Stored rows:

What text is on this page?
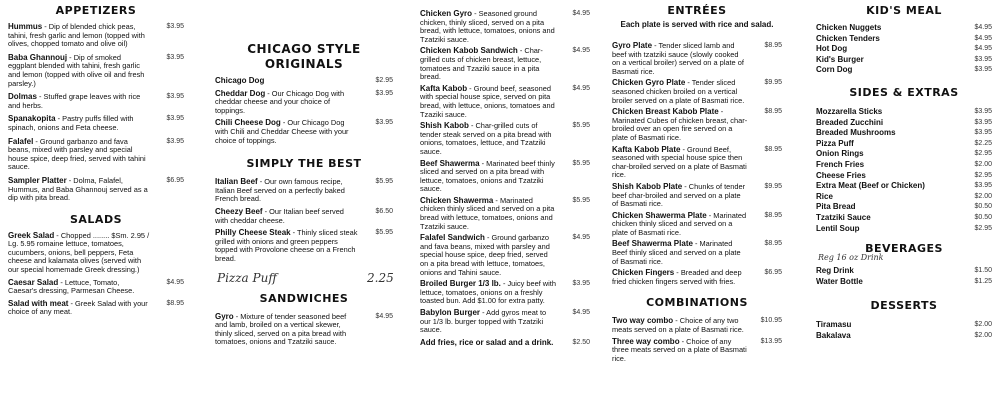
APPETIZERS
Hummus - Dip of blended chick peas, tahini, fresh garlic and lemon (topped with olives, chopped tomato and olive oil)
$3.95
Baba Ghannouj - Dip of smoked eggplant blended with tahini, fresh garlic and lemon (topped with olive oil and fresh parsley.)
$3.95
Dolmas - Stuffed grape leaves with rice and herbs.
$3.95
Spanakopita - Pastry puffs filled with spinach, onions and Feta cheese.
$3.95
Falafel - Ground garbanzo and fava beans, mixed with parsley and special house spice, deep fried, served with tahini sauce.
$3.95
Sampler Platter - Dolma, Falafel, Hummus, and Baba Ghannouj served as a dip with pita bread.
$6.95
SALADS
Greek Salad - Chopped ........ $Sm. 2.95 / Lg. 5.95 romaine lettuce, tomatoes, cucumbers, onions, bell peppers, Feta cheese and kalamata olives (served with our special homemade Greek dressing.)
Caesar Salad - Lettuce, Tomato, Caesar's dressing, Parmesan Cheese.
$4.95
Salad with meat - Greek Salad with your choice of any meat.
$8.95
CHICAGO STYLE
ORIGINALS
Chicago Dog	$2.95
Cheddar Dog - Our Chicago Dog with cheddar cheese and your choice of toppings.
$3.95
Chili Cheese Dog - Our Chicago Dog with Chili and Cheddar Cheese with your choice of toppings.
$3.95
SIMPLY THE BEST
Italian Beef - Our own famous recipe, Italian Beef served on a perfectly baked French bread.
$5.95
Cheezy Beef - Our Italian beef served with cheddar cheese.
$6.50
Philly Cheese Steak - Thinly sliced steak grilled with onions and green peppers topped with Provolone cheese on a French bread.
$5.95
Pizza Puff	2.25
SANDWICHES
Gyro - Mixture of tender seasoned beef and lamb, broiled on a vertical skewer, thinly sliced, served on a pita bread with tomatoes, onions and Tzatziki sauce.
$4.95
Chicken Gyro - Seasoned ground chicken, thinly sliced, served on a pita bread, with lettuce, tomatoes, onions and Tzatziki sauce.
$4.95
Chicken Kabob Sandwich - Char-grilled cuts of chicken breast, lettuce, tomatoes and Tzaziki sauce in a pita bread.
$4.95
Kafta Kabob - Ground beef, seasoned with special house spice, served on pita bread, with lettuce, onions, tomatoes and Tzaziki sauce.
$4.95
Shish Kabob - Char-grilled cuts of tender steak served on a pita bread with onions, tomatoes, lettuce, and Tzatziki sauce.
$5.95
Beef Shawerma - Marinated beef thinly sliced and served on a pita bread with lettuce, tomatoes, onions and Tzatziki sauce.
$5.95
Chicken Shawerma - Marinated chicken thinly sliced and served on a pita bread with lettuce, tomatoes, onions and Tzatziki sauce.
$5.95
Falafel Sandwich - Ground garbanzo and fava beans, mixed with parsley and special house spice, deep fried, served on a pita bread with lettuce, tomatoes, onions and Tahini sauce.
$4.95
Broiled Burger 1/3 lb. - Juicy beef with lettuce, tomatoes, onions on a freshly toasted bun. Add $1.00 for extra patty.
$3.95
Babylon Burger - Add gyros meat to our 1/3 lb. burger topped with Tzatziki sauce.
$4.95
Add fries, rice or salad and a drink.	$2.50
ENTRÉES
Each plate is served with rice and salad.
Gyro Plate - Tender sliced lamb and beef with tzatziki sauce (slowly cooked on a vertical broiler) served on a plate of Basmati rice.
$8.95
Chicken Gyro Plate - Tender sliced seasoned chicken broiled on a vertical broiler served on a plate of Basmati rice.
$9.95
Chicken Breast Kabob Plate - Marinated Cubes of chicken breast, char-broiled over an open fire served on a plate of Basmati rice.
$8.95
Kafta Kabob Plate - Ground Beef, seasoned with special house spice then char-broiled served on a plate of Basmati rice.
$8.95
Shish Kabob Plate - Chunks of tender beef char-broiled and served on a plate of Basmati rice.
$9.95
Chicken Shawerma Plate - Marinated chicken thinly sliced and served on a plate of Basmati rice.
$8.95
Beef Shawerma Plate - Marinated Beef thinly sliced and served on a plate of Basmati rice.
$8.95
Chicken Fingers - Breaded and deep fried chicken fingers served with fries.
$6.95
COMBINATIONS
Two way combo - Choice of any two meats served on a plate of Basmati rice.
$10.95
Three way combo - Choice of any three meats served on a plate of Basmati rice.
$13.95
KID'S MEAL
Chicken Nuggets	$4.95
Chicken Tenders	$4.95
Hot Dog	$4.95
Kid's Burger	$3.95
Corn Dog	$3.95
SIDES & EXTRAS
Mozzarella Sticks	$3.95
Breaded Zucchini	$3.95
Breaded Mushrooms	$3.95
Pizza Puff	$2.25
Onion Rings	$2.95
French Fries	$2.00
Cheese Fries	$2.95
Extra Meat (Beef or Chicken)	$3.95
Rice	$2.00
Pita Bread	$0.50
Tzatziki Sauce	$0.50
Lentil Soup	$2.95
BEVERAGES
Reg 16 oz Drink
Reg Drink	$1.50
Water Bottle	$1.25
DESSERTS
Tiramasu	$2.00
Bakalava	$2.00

What you should do:
In the material above, find each line that contains the word "Shish", and select it.

Result of the task:
Shish Kabob - Char-grilled cuts of tender steak served on a pita bread with onions, tomatoes, lettuce, and Tzatziki sauce.
Shish Kabob Plate - Chunks of tender beef char-broiled and served on a plate of Basmati rice.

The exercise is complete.